> [Task instructions]:
Return the records in full, exactly as given.
------ Data lines
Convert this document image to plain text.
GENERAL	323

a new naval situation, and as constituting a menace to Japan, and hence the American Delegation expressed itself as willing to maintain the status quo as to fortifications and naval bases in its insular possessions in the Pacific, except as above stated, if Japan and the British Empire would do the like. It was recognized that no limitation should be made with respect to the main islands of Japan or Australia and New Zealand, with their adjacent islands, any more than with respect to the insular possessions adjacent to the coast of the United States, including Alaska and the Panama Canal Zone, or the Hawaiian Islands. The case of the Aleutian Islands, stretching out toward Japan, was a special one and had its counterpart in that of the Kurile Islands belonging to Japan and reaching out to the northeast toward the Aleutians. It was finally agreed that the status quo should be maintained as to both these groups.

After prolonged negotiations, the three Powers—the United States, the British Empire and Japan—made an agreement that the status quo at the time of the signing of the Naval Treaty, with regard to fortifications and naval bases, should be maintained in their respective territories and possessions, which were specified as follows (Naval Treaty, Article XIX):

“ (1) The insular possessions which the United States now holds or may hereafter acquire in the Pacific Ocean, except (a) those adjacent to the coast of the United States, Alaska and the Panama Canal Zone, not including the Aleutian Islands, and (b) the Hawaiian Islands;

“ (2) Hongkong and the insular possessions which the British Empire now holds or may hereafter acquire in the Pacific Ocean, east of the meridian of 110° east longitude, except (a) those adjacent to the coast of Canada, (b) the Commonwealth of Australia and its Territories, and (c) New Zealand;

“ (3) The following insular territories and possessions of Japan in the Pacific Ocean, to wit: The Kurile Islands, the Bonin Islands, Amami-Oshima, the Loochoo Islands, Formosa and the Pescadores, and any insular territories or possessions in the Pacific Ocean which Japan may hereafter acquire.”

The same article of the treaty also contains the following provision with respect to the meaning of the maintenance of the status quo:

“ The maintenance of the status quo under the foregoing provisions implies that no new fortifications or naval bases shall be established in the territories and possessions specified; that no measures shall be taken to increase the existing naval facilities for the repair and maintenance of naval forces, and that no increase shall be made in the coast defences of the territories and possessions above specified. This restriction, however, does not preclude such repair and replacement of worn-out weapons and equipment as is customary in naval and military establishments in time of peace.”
------------
> [Worked solution]:
Convert this document image to plain text.
GENERAL	323

a new naval situation, and as constituting a menace to Japan, and hence the American Delegation expressed itself as willing to maintain the status quo as to fortifications and naval bases in its insular possessions in the Pacific, except as above stated, if Japan and the British Empire would do the like. It was recognized that no limitation should be made with respect to the main islands of Japan or Australia and New Zealand, with their adjacent islands, any more than with respect to the insular possessions adjacent to the coast of the United States, including Alaska and the Panama Canal Zone, or the Hawaiian Islands. The case of the Aleutian Islands, stretching out toward Japan, was a special one and had its counterpart in that of the Kurile Islands belonging to Japan and reaching out to the northeast toward the Aleutians. It was finally agreed that the status quo should be maintained as to both these groups.

After prolonged negotiations, the three Powers—the United States, the British Empire and Japan—made an agreement that the status quo at the time of the signing of the Naval Treaty, with regard to fortifications and naval bases, should be maintained in their respective territories and possessions, which were specified as follows (Naval Treaty, Article XIX):

“ (1) The insular possessions which the United States now holds or may hereafter acquire in the Pacific Ocean, except (a) those adjacent to the coast of the United States, Alaska and the Panama Canal Zone, not including the Aleutian Islands, and (b) the Hawaiian Islands;

“ (2) Hongkong and the insular possessions which the British Empire now holds or may hereafter acquire in the Pacific Ocean, east of the meridian of 110° east longitude, except (a) those adjacent to the coast of Canada, (b) the Commonwealth of Australia and its Territories, and (c) New Zealand;

“ (3) The following insular territories and possessions of Japan in the Pacific Ocean, to wit: The Kurile Islands, the Bonin Islands, Amami-Oshima, the Loochoo Islands, Formosa and the Pescadores, and any insular territories or possessions in the Pacific Ocean which Japan may hereafter acquire.”

The same article of the treaty also contains the following provision with respect to the meaning of the maintenance of the status quo:

“ The maintenance of the status quo under the foregoing provisions implies that no new fortifications or naval bases shall be established in the territories and possessions specified; that no measures shall be taken to increase the existing naval facilities for the repair and maintenance of naval forces, and that no increase shall be made in the coast defences of the territories and possessions above specified. This restriction, however, does not preclude such repair and replacement of worn-out weapons and equipment as is customary in naval and military establishments in time of peace.”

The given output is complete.